EXERCISE INSTRUCTIONS: Revise the items below by changing every "Patent image size" to "Figure dimensions" and keep everything else unchanged.

RECORDS FOR THE EXERCISE:
>>>
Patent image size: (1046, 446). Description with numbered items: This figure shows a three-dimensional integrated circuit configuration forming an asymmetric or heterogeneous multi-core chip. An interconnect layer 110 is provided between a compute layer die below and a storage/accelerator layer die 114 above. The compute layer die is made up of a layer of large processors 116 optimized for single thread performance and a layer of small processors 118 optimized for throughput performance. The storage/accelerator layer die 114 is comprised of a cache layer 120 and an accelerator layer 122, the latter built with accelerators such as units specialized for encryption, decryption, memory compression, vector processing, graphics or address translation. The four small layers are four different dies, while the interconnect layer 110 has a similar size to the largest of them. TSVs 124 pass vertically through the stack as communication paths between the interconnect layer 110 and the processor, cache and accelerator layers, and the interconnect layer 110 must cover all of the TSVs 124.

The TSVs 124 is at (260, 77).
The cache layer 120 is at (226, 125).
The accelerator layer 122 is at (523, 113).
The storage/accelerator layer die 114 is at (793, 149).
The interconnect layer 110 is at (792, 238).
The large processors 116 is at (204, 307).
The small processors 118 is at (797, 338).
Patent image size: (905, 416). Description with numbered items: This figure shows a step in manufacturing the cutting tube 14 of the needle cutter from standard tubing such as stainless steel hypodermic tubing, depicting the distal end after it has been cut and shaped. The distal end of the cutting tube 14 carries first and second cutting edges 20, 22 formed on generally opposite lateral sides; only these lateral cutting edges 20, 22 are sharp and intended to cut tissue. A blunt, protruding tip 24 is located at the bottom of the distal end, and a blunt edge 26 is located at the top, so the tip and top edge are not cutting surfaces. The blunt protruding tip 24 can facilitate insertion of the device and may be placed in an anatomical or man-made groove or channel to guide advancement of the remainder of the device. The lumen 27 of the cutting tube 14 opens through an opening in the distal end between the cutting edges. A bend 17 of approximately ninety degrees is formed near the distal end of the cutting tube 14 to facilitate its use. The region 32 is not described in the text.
<<<
ANSWER BELOW:
Figure dimensions: (1046, 446). Description with numbered items: This figure shows a three-dimensional integrated circuit configuration forming an asymmetric or heterogeneous multi-core chip. An interconnect layer 110 is provided between a compute layer die below and a storage/accelerator layer die 114 above. The compute layer die is made up of a layer of large processors 116 optimized for single thread performance and a layer of small processors 118 optimized for throughput performance. The storage/accelerator layer die 114 is comprised of a cache layer 120 and an accelerator layer 122, the latter built with accelerators such as units specialized for encryption, decryption, memory compression, vector processing, graphics or address translation. The four small layers are four different dies, while the interconnect layer 110 has a similar size to the largest of them. TSVs 124 pass vertically through the stack as communication paths between the interconnect layer 110 and the processor, cache and accelerator layers, and the interconnect layer 110 must cover all of the TSVs 124.

The TSVs 124 is at (260, 77).
The cache layer 120 is at (226, 125).
The accelerator layer 122 is at (523, 113).
The storage/accelerator layer die 114 is at (793, 149).
The interconnect layer 110 is at (792, 238).
The large processors 116 is at (204, 307).
The small processors 118 is at (797, 338).
Figure dimensions: (905, 416). Description with numbered items: This figure shows a step in manufacturing the cutting tube 14 of the needle cutter from standard tubing such as stainless steel hypodermic tubing, depicting the distal end after it has been cut and shaped. The distal end of the cutting tube 14 carries first and second cutting edges 20, 22 formed on generally opposite lateral sides; only these lateral cutting edges 20, 22 are sharp and intended to cut tissue. A blunt, protruding tip 24 is located at the bottom of the distal end, and a blunt edge 26 is located at the top, so the tip and top edge are not cutting surfaces. The blunt protruding tip 24 can facilitate insertion of the device and may be placed in an anatomical or man-made groove or channel to guide advancement of the remainder of the device. The lumen 27 of the cutting tube 14 opens through an opening in the distal end between the cutting edges. A bend 17 of approximately ninety degrees is formed near the distal end of the cutting tube 14 to facilitate its use. The region 32 is not described in the text.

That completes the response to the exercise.